_Your goal_
Copy each line below without leaving any out.

[Items from a dataset]
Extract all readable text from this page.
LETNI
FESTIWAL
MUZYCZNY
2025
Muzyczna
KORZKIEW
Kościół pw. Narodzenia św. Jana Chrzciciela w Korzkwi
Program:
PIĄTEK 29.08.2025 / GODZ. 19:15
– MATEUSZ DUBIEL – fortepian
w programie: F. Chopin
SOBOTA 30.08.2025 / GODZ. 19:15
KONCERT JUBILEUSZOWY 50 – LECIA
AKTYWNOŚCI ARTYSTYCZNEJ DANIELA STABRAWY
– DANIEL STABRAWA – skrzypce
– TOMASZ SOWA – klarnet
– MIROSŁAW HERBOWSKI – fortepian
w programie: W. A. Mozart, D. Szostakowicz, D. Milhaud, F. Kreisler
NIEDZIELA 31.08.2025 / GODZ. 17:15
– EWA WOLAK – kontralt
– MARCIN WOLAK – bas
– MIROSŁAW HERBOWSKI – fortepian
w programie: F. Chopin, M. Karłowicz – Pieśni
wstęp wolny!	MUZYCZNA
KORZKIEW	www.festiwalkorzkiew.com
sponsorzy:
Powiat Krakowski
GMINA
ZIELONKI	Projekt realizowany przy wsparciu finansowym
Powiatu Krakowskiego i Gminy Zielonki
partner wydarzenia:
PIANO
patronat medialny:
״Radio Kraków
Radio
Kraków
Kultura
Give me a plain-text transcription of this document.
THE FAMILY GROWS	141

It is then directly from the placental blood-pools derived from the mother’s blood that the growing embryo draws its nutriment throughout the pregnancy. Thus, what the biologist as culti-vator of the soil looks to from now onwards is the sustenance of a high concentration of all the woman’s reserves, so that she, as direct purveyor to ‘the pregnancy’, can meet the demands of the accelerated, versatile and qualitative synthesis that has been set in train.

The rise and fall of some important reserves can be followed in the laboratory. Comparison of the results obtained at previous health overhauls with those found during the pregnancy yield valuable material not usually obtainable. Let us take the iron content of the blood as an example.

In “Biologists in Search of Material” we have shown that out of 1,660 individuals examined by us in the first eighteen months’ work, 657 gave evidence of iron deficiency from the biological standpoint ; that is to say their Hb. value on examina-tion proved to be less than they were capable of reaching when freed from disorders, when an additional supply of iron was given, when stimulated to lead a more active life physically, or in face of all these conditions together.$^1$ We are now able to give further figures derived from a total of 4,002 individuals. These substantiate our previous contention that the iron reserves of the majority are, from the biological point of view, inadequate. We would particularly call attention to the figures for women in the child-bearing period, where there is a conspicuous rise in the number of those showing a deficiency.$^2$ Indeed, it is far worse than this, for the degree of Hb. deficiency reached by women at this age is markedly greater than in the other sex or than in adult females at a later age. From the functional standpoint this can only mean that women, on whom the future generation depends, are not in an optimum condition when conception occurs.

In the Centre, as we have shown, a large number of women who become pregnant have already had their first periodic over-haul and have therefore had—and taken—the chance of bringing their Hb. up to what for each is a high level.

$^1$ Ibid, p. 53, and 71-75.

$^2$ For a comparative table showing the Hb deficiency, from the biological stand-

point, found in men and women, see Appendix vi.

_The response_
Extract all readable text from this page.
LETNI
FESTIWAL
MUZYCZNY
2025
Muzyczna
KORZKIEW
Kościół pw. Narodzenia św. Jana Chrzciciela w Korzkwi
Program:
PIĄTEK 29.08.2025 / GODZ. 19:15
– MATEUSZ DUBIEL – fortepian
w programie: F. Chopin
SOBOTA 30.08.2025 / GODZ. 19:15
KONCERT JUBILEUSZOWY 50 – LECIA
AKTYWNOŚCI ARTYSTYCZNEJ DANIELA STABRAWY
– DANIEL STABRAWA – skrzypce
– TOMASZ SOWA – klarnet
– MIROSŁAW HERBOWSKI – fortepian
w programie: W. A. Mozart, D. Szostakowicz, D. Milhaud, F. Kreisler
NIEDZIELA 31.08.2025 / GODZ. 17:15
– EWA WOLAK – kontralt
– MARCIN WOLAK – bas
– MIROSŁAW HERBOWSKI – fortepian
w programie: F. Chopin, M. Karłowicz – Pieśni
wstęp wolny!	MUZYCZNA
KORZKIEW	www.festiwalkorzkiew.com
sponsorzy:
Powiat Krakowski
GMINA
ZIELONKI	Projekt realizowany przy wsparciu finansowym
Powiatu Krakowskiego i Gminy Zielonki
partner wydarzenia:
PIANO
patronat medialny:
״Radio Kraków
Radio
Kraków
Kultura
Give me a plain-text transcription of this document.
THE FAMILY GROWS	141

It is then directly from the placental blood-pools derived from the mother’s blood that the growing embryo draws its nutriment throughout the pregnancy. Thus, what the biologist as culti-vator of the soil looks to from now onwards is the sustenance of a high concentration of all the woman’s reserves, so that she, as direct purveyor to ‘the pregnancy’, can meet the demands of the accelerated, versatile and qualitative synthesis that has been set in train.

The rise and fall of some important reserves can be followed in the laboratory. Comparison of the results obtained at previous health overhauls with those found during the pregnancy yield valuable material not usually obtainable. Let us take the iron content of the blood as an example.

In “Biologists in Search of Material” we have shown that out of 1,660 individuals examined by us in the first eighteen months’ work, 657 gave evidence of iron deficiency from the biological standpoint ; that is to say their Hb. value on examina-tion proved to be less than they were capable of reaching when freed from disorders, when an additional supply of iron was given, when stimulated to lead a more active life physically, or in face of all these conditions together.$^1$ We are now able to give further figures derived from a total of 4,002 individuals. These substantiate our previous contention that the iron reserves of the majority are, from the biological point of view, inadequate. We would particularly call attention to the figures for women in the child-bearing period, where there is a conspicuous rise in the number of those showing a deficiency.$^2$ Indeed, it is far worse than this, for the degree of Hb. deficiency reached by women at this age is markedly greater than in the other sex or than in adult females at a later age. From the functional standpoint this can only mean that women, on whom the future generation depends, are not in an optimum condition when conception occurs.

In the Centre, as we have shown, a large number of women who become pregnant have already had their first periodic over-haul and have therefore had—and taken—the chance of bringing their Hb. up to what for each is a high level.

$^1$ Ibid, p. 53, and 71-75.

$^2$ For a comparative table showing the Hb deficiency, from the biological stand-

point, found in men and women, see Appendix vi.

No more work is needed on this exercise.